#### RECORDS FOR THIS TASK:
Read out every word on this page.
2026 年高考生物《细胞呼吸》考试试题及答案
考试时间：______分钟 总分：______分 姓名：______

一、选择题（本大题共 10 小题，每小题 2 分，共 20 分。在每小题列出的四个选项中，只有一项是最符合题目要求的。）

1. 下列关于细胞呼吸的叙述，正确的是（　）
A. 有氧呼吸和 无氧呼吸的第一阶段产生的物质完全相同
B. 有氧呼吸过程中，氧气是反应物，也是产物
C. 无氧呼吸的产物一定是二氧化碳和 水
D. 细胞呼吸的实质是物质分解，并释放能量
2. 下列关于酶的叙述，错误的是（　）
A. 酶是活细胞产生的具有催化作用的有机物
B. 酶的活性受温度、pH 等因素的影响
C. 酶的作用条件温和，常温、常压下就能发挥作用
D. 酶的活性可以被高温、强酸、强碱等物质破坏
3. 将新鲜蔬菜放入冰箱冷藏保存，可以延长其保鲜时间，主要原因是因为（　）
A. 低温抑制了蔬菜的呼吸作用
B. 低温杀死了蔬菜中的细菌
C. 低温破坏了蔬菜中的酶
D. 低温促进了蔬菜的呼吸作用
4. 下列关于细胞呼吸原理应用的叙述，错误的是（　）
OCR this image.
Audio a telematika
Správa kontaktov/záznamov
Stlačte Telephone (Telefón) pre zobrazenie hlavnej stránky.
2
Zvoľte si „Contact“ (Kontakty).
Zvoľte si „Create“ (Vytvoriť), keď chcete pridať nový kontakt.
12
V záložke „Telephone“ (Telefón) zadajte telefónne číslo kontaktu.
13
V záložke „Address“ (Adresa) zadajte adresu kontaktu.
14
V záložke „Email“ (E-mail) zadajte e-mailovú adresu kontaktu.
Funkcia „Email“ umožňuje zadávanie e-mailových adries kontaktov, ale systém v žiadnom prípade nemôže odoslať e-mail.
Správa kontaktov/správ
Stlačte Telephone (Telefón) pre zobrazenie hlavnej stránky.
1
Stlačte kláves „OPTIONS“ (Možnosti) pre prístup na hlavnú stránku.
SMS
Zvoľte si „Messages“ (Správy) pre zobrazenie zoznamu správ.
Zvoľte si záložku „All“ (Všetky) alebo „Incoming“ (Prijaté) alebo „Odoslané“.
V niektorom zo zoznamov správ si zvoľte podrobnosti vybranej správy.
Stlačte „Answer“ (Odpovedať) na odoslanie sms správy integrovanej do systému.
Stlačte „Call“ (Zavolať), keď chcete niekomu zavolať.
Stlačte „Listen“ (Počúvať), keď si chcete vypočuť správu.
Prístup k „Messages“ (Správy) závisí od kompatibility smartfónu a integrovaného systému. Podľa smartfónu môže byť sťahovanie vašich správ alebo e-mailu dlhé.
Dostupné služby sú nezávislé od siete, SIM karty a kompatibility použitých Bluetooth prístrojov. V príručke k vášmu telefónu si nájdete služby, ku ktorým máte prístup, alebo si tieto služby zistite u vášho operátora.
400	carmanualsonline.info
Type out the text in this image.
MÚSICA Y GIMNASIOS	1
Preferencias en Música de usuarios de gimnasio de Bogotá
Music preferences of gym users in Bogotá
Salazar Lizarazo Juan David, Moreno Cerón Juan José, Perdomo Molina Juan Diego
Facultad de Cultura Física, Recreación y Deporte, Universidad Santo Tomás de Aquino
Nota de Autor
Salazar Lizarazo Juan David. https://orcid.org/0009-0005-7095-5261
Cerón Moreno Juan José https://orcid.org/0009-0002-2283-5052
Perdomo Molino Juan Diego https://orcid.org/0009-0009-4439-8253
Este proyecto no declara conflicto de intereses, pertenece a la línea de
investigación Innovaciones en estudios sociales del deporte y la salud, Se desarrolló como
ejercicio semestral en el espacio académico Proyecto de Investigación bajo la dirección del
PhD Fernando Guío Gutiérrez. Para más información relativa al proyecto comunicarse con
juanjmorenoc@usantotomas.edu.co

#### EXERCISE DESCRIPTION:
Using the listing above, please repeat every entry exactly.

#### SOLUTION FOR THIS EXERCISE:
Read out every word on this page.
2026 年高考生物《细胞呼吸》考试试题及答案
考试时间：______分钟 总分：______分 姓名：______

一、选择题（本大题共 10 小题，每小题 2 分，共 20 分。在每小题列出的四个选项中，只有一项是最符合题目要求的。）

1. 下列关于细胞呼吸的叙述，正确的是（　）
A. 有氧呼吸和 无氧呼吸的第一阶段产生的物质完全相同
B. 有氧呼吸过程中，氧气是反应物，也是产物
C. 无氧呼吸的产物一定是二氧化碳和 水
D. 细胞呼吸的实质是物质分解，并释放能量
2. 下列关于酶的叙述，错误的是（　）
A. 酶是活细胞产生的具有催化作用的有机物
B. 酶的活性受温度、pH 等因素的影响
C. 酶的作用条件温和，常温、常压下就能发挥作用
D. 酶的活性可以被高温、强酸、强碱等物质破坏
3. 将新鲜蔬菜放入冰箱冷藏保存，可以延长其保鲜时间，主要原因是因为（　）
A. 低温抑制了蔬菜的呼吸作用
B. 低温杀死了蔬菜中的细菌
C. 低温破坏了蔬菜中的酶
D. 低温促进了蔬菜的呼吸作用
4. 下列关于细胞呼吸原理应用的叙述，错误的是（　）
OCR this image.
Audio a telematika
Správa kontaktov/záznamov
Stlačte Telephone (Telefón) pre zobrazenie hlavnej stránky.
2
Zvoľte si „Contact“ (Kontakty).
Zvoľte si „Create“ (Vytvoriť), keď chcete pridať nový kontakt.
12
V záložke „Telephone“ (Telefón) zadajte telefónne číslo kontaktu.
13
V záložke „Address“ (Adresa) zadajte adresu kontaktu.
14
V záložke „Email“ (E-mail) zadajte e-mailovú adresu kontaktu.
Funkcia „Email“ umožňuje zadávanie e-mailových adries kontaktov, ale systém v žiadnom prípade nemôže odoslať e-mail.
Správa kontaktov/správ
Stlačte Telephone (Telefón) pre zobrazenie hlavnej stránky.
1
Stlačte kláves „OPTIONS“ (Možnosti) pre prístup na hlavnú stránku.
SMS
Zvoľte si „Messages“ (Správy) pre zobrazenie zoznamu správ.
Zvoľte si záložku „All“ (Všetky) alebo „Incoming“ (Prijaté) alebo „Odoslané“.
V niektorom zo zoznamov správ si zvoľte podrobnosti vybranej správy.
Stlačte „Answer“ (Odpovedať) na odoslanie sms správy integrovanej do systému.
Stlačte „Call“ (Zavolať), keď chcete niekomu zavolať.
Stlačte „Listen“ (Počúvať), keď si chcete vypočuť správu.
Prístup k „Messages“ (Správy) závisí od kompatibility smartfónu a integrovaného systému. Podľa smartfónu môže byť sťahovanie vašich správ alebo e-mailu dlhé.
Dostupné služby sú nezávislé od siete, SIM karty a kompatibility použitých Bluetooth prístrojov. V príručke k vášmu telefónu si nájdete služby, ku ktorým máte prístup, alebo si tieto služby zistite u vášho operátora.
400	carmanualsonline.info
Type out the text in this image.
MÚSICA Y GIMNASIOS	1
Preferencias en Música de usuarios de gimnasio de Bogotá
Music preferences of gym users in Bogotá
Salazar Lizarazo Juan David, Moreno Cerón Juan José, Perdomo Molina Juan Diego
Facultad de Cultura Física, Recreación y Deporte, Universidad Santo Tomás de Aquino
Nota de Autor
Salazar Lizarazo Juan David. https://orcid.org/0009-0005-7095-5261
Cerón Moreno Juan José https://orcid.org/0009-0002-2283-5052
Perdomo Molino Juan Diego https://orcid.org/0009-0009-4439-8253
Este proyecto no declara conflicto de intereses, pertenece a la línea de
investigación Innovaciones en estudios sociales del deporte y la salud, Se desarrolló como
ejercicio semestral en el espacio académico Proyecto de Investigación bajo la dirección del
PhD Fernando Guío Gutiérrez. Para más información relativa al proyecto comunicarse con
juanjmorenoc@usantotomas.edu.co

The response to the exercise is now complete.